**What this task involves**
Write out each line of the material again, word for word.

**Provided entries**

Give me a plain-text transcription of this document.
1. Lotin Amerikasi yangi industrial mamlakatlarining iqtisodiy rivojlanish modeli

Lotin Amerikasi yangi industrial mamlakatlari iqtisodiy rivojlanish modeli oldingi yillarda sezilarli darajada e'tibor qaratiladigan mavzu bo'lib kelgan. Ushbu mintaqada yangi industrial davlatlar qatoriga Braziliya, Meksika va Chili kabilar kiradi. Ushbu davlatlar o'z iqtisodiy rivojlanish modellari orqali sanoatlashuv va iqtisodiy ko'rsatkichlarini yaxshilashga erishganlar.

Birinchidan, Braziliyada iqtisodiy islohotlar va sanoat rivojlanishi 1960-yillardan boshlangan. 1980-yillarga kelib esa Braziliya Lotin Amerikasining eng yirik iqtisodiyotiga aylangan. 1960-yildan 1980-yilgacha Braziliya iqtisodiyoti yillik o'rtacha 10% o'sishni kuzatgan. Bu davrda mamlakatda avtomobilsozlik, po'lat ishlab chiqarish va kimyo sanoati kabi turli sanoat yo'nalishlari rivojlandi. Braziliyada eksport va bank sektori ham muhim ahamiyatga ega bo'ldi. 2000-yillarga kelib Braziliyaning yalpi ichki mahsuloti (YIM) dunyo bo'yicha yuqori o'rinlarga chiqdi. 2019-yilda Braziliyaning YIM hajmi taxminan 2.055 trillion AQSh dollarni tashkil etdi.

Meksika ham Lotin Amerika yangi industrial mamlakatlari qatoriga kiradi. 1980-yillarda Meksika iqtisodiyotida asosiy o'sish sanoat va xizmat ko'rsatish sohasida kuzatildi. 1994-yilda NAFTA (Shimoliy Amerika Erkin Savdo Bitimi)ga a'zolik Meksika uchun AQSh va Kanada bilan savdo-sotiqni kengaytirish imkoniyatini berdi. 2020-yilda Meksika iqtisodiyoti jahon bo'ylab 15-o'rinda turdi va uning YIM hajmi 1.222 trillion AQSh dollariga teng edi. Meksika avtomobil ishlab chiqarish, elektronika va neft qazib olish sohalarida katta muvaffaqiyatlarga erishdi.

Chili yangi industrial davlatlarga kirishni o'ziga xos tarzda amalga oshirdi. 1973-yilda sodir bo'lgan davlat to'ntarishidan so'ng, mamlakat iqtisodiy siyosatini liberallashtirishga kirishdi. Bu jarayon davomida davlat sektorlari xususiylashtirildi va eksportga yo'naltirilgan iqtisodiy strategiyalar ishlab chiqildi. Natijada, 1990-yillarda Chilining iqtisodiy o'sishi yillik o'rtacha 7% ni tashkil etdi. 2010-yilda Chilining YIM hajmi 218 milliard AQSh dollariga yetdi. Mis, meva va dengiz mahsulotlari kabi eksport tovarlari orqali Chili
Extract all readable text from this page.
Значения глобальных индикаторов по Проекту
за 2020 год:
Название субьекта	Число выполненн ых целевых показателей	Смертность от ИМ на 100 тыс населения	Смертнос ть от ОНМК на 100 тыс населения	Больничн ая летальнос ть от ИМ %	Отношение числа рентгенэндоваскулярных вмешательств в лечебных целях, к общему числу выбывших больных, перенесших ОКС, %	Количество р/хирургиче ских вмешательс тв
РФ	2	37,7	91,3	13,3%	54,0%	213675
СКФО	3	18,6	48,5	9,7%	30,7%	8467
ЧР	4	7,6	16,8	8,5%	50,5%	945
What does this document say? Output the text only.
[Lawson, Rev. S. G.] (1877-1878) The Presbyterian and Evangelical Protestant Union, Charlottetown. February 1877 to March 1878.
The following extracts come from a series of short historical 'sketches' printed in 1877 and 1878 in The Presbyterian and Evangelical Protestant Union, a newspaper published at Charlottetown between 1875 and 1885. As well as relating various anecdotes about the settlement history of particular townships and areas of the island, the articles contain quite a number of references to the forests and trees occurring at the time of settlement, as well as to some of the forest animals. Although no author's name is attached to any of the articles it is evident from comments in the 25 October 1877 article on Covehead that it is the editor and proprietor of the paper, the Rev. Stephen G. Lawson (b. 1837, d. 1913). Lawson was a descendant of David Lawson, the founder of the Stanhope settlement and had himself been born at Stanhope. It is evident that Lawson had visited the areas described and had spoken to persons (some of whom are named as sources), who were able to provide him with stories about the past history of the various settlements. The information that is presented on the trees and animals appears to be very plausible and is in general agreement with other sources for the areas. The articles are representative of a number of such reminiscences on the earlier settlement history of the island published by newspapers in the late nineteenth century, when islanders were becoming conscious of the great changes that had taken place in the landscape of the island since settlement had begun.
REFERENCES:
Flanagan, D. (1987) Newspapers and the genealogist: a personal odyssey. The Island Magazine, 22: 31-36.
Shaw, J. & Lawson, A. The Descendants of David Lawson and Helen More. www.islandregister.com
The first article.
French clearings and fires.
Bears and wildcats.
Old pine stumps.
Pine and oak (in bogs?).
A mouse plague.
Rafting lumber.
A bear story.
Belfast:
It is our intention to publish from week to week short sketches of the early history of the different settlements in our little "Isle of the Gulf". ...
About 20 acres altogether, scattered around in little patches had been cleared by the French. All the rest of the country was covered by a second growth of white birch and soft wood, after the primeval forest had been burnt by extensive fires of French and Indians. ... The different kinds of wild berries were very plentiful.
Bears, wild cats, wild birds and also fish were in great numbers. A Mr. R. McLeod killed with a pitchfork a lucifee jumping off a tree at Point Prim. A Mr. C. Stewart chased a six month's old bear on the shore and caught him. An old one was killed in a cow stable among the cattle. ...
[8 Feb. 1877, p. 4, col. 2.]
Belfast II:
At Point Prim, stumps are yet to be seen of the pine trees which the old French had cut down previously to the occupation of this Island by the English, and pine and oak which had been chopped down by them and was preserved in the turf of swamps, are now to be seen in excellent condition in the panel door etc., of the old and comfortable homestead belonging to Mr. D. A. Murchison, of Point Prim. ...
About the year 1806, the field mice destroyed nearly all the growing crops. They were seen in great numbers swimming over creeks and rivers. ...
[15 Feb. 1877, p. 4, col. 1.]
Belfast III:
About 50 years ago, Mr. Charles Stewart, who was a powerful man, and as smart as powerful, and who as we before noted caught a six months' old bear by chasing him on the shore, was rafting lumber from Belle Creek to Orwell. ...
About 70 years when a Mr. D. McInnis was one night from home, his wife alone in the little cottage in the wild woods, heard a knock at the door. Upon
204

**Correct answer**
Give me a plain-text transcription of this document.
1. Lotin Amerikasi yangi industrial mamlakatlarining iqtisodiy rivojlanish modeli

Lotin Amerikasi yangi industrial mamlakatlari iqtisodiy rivojlanish modeli oldingi yillarda sezilarli darajada e'tibor qaratiladigan mavzu bo'lib kelgan. Ushbu mintaqada yangi industrial davlatlar qatoriga Braziliya, Meksika va Chili kabilar kiradi. Ushbu davlatlar o'z iqtisodiy rivojlanish modellari orqali sanoatlashuv va iqtisodiy ko'rsatkichlarini yaxshilashga erishganlar.

Birinchidan, Braziliyada iqtisodiy islohotlar va sanoat rivojlanishi 1960-yillardan boshlangan. 1980-yillarga kelib esa Braziliya Lotin Amerikasining eng yirik iqtisodiyotiga aylangan. 1960-yildan 1980-yilgacha Braziliya iqtisodiyoti yillik o'rtacha 10% o'sishni kuzatgan. Bu davrda mamlakatda avtomobilsozlik, po'lat ishlab chiqarish va kimyo sanoati kabi turli sanoat yo'nalishlari rivojlandi. Braziliyada eksport va bank sektori ham muhim ahamiyatga ega bo'ldi. 2000-yillarga kelib Braziliyaning yalpi ichki mahsuloti (YIM) dunyo bo'yicha yuqori o'rinlarga chiqdi. 2019-yilda Braziliyaning YIM hajmi taxminan 2.055 trillion AQSh dollarni tashkil etdi.

Meksika ham Lotin Amerika yangi industrial mamlakatlari qatoriga kiradi. 1980-yillarda Meksika iqtisodiyotida asosiy o'sish sanoat va xizmat ko'rsatish sohasida kuzatildi. 1994-yilda NAFTA (Shimoliy Amerika Erkin Savdo Bitimi)ga a'zolik Meksika uchun AQSh va Kanada bilan savdo-sotiqni kengaytirish imkoniyatini berdi. 2020-yilda Meksika iqtisodiyoti jahon bo'ylab 15-o'rinda turdi va uning YIM hajmi 1.222 trillion AQSh dollariga teng edi. Meksika avtomobil ishlab chiqarish, elektronika va neft qazib olish sohalarida katta muvaffaqiyatlarga erishdi.

Chili yangi industrial davlatlarga kirishni o'ziga xos tarzda amalga oshirdi. 1973-yilda sodir bo'lgan davlat to'ntarishidan so'ng, mamlakat iqtisodiy siyosatini liberallashtirishga kirishdi. Bu jarayon davomida davlat sektorlari xususiylashtirildi va eksportga yo'naltirilgan iqtisodiy strategiyalar ishlab chiqildi. Natijada, 1990-yillarda Chilining iqtisodiy o'sishi yillik o'rtacha 7% ni tashkil etdi. 2010-yilda Chilining YIM hajmi 218 milliard AQSh dollariga yetdi. Mis, meva va dengiz mahsulotlari kabi eksport tovarlari orqali Chili
Extract all readable text from this page.
Значения глобальных индикаторов по Проекту
за 2020 год:
Название субьекта	Число выполненн ых целевых показателей	Смертность от ИМ на 100 тыс населения	Смертнос ть от ОНМК на 100 тыс населения	Больничн ая летальнос ть от ИМ %	Отношение числа рентгенэндоваскулярных вмешательств в лечебных целях, к общему числу выбывших больных, перенесших ОКС, %	Количество р/хирургиче ских вмешательс тв
РФ	2	37,7	91,3	13,3%	54,0%	213675
СКФО	3	18,6	48,5	9,7%	30,7%	8467
ЧР	4	7,6	16,8	8,5%	50,5%	945
What does this document say? Output the text only.
[Lawson, Rev. S. G.] (1877-1878) The Presbyterian and Evangelical Protestant Union, Charlottetown. February 1877 to March 1878.
The following extracts come from a series of short historical 'sketches' printed in 1877 and 1878 in The Presbyterian and Evangelical Protestant Union, a newspaper published at Charlottetown between 1875 and 1885. As well as relating various anecdotes about the settlement history of particular townships and areas of the island, the articles contain quite a number of references to the forests and trees occurring at the time of settlement, as well as to some of the forest animals. Although no author's name is attached to any of the articles it is evident from comments in the 25 October 1877 article on Covehead that it is the editor and proprietor of the paper, the Rev. Stephen G. Lawson (b. 1837, d. 1913). Lawson was a descendant of David Lawson, the founder of the Stanhope settlement and had himself been born at Stanhope. It is evident that Lawson had visited the areas described and had spoken to persons (some of whom are named as sources), who were able to provide him with stories about the past history of the various settlements. The information that is presented on the trees and animals appears to be very plausible and is in general agreement with other sources for the areas. The articles are representative of a number of such reminiscences on the earlier settlement history of the island published by newspapers in the late nineteenth century, when islanders were becoming conscious of the great changes that had taken place in the landscape of the island since settlement had begun.
REFERENCES:
Flanagan, D. (1987) Newspapers and the genealogist: a personal odyssey. The Island Magazine, 22: 31-36.
Shaw, J. & Lawson, A. The Descendants of David Lawson and Helen More. www.islandregister.com
The first article.
French clearings and fires.
Bears and wildcats.
Old pine stumps.
Pine and oak (in bogs?).
A mouse plague.
Rafting lumber.
A bear story.
Belfast:
It is our intention to publish from week to week short sketches of the early history of the different settlements in our little "Isle of the Gulf". ...
About 20 acres altogether, scattered around in little patches had been cleared by the French. All the rest of the country was covered by a second growth of white birch and soft wood, after the primeval forest had been burnt by extensive fires of French and Indians. ... The different kinds of wild berries were very plentiful.
Bears, wild cats, wild birds and also fish were in great numbers. A Mr. R. McLeod killed with a pitchfork a lucifee jumping off a tree at Point Prim. A Mr. C. Stewart chased a six month's old bear on the shore and caught him. An old one was killed in a cow stable among the cattle. ...
[8 Feb. 1877, p. 4, col. 2.]
Belfast II:
At Point Prim, stumps are yet to be seen of the pine trees which the old French had cut down previously to the occupation of this Island by the English, and pine and oak which had been chopped down by them and was preserved in the turf of swamps, are now to be seen in excellent condition in the panel door etc., of the old and comfortable homestead belonging to Mr. D. A. Murchison, of Point Prim. ...
About the year 1806, the field mice destroyed nearly all the growing crops. They were seen in great numbers swimming over creeks and rivers. ...
[15 Feb. 1877, p. 4, col. 1.]
Belfast III:
About 50 years ago, Mr. Charles Stewart, who was a powerful man, and as smart as powerful, and who as we before noted caught a six months' old bear by chasing him on the shore, was rafting lumber from Belle Creek to Orwell. ...
About 70 years when a Mr. D. McInnis was one night from home, his wife alone in the little cottage in the wild woods, heard a knock at the door. Upon
204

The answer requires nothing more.